Problem requirements
Reproduce the rows from the start of the records through the line containing "data-label: 3 [842, 278, 849, 291]", including both ends.

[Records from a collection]
+---+

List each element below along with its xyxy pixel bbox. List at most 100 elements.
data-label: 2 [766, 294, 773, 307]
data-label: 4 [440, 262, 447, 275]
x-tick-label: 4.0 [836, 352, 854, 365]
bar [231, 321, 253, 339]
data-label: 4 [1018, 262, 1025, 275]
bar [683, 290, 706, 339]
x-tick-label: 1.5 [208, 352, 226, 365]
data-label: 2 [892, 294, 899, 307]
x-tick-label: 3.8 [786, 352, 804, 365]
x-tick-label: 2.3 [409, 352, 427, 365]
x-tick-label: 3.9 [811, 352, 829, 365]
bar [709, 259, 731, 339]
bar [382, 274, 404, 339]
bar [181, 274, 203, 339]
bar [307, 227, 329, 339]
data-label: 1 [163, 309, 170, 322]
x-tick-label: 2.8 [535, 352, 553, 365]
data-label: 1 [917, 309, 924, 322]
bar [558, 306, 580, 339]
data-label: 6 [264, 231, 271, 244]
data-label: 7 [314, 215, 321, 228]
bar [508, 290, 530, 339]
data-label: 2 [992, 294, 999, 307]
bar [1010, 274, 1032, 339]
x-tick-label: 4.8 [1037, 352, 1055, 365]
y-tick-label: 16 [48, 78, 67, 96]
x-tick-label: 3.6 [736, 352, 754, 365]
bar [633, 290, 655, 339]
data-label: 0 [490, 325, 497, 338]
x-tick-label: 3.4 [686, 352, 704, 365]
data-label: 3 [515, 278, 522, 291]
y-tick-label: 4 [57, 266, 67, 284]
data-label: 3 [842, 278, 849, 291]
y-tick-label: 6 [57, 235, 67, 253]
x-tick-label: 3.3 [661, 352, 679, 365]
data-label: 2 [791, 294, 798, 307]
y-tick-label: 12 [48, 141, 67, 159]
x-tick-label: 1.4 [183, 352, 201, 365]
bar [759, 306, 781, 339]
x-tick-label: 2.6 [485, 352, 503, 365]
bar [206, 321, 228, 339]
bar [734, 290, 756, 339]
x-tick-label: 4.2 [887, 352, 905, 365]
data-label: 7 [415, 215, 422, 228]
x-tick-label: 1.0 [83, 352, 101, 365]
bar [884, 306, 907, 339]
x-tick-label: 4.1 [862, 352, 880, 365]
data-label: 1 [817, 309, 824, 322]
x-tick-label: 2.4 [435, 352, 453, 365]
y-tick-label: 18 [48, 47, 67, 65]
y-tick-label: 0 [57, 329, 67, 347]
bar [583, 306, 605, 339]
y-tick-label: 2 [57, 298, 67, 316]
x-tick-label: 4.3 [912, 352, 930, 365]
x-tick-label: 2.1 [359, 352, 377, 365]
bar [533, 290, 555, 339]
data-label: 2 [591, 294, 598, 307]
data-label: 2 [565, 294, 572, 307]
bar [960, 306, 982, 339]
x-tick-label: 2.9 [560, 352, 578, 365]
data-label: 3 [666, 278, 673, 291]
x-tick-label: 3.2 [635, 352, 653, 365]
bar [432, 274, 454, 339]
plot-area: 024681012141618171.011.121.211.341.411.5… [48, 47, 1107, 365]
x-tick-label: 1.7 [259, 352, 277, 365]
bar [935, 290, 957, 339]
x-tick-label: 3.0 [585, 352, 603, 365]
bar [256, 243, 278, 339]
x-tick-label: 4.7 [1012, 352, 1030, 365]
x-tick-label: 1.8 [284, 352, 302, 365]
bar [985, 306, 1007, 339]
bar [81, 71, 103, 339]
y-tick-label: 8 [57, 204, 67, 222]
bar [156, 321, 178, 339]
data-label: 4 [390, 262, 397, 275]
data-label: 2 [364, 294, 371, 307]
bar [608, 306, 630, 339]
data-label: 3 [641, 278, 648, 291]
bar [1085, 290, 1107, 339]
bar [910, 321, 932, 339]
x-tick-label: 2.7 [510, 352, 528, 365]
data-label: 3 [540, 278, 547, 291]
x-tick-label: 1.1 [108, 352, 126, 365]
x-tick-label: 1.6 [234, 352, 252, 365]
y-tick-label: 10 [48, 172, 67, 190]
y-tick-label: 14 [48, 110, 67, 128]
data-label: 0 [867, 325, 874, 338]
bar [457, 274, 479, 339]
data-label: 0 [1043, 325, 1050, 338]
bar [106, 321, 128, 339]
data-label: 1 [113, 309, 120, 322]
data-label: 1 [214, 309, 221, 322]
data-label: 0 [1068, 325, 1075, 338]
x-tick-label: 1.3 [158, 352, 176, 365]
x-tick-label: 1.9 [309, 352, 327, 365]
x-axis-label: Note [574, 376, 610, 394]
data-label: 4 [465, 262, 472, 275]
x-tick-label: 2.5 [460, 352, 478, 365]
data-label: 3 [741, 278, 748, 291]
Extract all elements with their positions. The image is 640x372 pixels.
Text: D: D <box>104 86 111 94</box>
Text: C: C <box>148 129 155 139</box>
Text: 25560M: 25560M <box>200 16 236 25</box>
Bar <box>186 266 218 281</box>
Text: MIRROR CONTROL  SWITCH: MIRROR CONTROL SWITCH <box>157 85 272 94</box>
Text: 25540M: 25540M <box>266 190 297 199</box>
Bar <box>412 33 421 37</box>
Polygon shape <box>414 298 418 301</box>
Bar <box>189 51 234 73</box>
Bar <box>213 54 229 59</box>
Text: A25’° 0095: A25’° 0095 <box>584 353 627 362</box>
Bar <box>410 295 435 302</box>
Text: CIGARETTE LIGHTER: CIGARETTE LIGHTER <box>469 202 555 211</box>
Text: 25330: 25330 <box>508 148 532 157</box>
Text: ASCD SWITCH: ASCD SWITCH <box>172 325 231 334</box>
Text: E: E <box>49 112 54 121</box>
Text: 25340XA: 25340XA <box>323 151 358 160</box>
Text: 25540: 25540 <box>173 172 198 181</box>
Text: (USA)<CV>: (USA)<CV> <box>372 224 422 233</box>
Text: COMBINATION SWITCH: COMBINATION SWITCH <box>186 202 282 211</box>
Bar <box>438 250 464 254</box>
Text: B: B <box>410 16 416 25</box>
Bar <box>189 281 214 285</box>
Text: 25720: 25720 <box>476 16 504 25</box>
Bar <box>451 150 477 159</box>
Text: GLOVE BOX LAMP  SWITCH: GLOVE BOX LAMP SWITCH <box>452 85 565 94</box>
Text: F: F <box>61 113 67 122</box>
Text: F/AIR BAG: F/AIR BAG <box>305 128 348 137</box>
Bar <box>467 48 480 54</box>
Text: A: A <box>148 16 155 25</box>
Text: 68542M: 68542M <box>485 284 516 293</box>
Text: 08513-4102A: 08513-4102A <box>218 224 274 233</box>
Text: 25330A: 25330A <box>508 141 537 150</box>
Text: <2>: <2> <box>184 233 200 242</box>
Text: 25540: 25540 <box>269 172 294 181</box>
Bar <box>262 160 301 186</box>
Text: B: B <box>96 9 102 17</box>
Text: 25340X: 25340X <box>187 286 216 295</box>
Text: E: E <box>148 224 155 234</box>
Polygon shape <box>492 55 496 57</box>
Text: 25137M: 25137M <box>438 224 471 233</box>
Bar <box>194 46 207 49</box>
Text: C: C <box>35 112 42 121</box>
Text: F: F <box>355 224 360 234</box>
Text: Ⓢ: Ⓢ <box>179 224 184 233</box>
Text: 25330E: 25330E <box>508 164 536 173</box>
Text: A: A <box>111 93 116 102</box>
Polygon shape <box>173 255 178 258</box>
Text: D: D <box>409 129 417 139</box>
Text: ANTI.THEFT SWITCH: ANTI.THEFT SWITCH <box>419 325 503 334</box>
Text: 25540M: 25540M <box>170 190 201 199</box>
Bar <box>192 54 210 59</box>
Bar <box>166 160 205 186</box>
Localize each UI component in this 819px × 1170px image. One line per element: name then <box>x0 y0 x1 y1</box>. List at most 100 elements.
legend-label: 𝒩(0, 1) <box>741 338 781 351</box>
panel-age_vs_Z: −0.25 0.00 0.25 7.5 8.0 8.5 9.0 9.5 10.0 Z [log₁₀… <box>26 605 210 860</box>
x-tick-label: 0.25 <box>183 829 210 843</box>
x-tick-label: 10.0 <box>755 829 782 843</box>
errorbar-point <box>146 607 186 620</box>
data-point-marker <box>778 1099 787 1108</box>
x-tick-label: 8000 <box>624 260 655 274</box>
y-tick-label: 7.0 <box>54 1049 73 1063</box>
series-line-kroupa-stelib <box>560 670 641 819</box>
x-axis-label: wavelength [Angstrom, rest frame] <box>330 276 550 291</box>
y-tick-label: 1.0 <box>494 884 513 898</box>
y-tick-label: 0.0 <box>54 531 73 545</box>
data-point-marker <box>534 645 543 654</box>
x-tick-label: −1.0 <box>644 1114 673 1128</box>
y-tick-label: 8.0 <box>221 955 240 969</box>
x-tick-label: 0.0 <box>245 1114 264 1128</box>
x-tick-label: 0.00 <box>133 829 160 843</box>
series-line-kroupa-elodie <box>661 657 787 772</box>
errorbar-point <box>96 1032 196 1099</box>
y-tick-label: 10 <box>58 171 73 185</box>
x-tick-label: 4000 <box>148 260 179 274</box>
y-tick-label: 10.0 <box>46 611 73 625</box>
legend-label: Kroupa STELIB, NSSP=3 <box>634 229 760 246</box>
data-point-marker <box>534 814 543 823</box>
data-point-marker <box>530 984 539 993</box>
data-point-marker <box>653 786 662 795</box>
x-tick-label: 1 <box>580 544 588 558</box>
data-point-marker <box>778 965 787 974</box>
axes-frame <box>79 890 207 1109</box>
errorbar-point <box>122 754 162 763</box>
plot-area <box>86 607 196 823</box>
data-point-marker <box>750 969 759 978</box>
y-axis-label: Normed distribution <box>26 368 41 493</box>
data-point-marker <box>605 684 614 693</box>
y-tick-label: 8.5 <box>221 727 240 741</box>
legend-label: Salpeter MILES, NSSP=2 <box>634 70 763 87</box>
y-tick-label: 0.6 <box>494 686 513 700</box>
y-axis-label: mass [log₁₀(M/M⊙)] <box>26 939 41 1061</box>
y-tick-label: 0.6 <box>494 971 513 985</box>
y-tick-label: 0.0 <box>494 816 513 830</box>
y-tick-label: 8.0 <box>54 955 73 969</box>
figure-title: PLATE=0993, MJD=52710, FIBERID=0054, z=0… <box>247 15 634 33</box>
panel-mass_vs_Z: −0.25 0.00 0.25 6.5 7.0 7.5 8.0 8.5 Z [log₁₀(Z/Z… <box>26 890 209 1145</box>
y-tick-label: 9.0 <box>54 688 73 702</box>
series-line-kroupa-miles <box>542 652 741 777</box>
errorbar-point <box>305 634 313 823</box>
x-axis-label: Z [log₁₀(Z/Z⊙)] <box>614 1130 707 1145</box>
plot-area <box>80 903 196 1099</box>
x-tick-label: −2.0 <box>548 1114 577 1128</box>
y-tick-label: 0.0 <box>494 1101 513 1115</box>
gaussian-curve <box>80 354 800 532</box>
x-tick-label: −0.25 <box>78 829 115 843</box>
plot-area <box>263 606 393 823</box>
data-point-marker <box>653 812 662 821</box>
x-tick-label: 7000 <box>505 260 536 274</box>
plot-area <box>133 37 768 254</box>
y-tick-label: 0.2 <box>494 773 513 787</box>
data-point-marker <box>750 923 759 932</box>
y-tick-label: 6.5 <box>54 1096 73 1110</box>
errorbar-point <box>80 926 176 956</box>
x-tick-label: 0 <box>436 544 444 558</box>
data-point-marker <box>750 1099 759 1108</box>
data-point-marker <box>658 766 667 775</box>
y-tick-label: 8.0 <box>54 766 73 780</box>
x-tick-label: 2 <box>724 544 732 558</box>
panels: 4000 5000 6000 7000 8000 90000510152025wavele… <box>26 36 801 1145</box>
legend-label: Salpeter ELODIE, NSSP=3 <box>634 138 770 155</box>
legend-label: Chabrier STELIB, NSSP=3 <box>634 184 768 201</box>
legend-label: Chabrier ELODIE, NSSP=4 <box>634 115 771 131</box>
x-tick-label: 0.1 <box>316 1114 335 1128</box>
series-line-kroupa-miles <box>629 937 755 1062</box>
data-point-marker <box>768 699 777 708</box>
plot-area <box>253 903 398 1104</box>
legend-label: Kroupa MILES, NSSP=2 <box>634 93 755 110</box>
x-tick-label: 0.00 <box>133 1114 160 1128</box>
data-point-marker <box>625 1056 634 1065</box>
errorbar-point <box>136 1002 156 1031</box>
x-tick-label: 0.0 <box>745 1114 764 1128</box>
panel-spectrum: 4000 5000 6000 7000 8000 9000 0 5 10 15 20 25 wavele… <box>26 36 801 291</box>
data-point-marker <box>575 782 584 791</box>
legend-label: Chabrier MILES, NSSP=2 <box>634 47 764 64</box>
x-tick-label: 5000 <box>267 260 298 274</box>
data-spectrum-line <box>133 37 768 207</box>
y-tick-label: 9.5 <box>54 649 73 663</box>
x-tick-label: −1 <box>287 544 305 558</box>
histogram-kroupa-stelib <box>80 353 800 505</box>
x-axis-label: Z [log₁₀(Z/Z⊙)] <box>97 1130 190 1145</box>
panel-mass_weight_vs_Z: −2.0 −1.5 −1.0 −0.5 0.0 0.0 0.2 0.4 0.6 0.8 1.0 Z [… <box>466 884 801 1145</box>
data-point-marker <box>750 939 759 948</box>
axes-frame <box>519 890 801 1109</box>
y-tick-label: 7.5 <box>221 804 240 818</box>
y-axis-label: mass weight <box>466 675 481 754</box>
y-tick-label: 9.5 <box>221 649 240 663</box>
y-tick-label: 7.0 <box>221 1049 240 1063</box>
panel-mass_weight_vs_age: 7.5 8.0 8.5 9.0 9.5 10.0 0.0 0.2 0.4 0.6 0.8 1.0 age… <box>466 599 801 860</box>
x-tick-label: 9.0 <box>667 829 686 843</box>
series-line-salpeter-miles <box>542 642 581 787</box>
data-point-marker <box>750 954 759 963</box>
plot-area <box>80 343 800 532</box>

+---+

Reply
List each element below along with its xyxy pixel bbox. List at most 100 elements.
data-label: 2 [766, 294, 773, 307]
data-label: 4 [440, 262, 447, 275]
x-tick-label: 4.0 [836, 352, 854, 365]
bar [231, 321, 253, 339]
data-label: 4 [1018, 262, 1025, 275]
bar [683, 290, 706, 339]
x-tick-label: 1.5 [208, 352, 226, 365]
data-label: 2 [892, 294, 899, 307]
x-tick-label: 3.8 [786, 352, 804, 365]
x-tick-label: 2.3 [409, 352, 427, 365]
x-tick-label: 3.9 [811, 352, 829, 365]
bar [709, 259, 731, 339]
bar [382, 274, 404, 339]
bar [181, 274, 203, 339]
bar [307, 227, 329, 339]
data-label: 1 [163, 309, 170, 322]
x-tick-label: 2.8 [535, 352, 553, 365]
data-label: 1 [917, 309, 924, 322]
bar [558, 306, 580, 339]
data-label: 6 [264, 231, 271, 244]
data-label: 7 [314, 215, 321, 228]
bar [508, 290, 530, 339]
data-label: 2 [992, 294, 999, 307]
bar [1010, 274, 1032, 339]
x-tick-label: 4.8 [1037, 352, 1055, 365]
y-tick-label: 16 [48, 78, 67, 96]
x-tick-label: 3.6 [736, 352, 754, 365]
bar [633, 290, 655, 339]
data-label: 0 [490, 325, 497, 338]
x-tick-label: 3.4 [686, 352, 704, 365]
data-label: 3 [515, 278, 522, 291]
y-tick-label: 4 [57, 266, 67, 284]
data-label: 3 [842, 278, 849, 291]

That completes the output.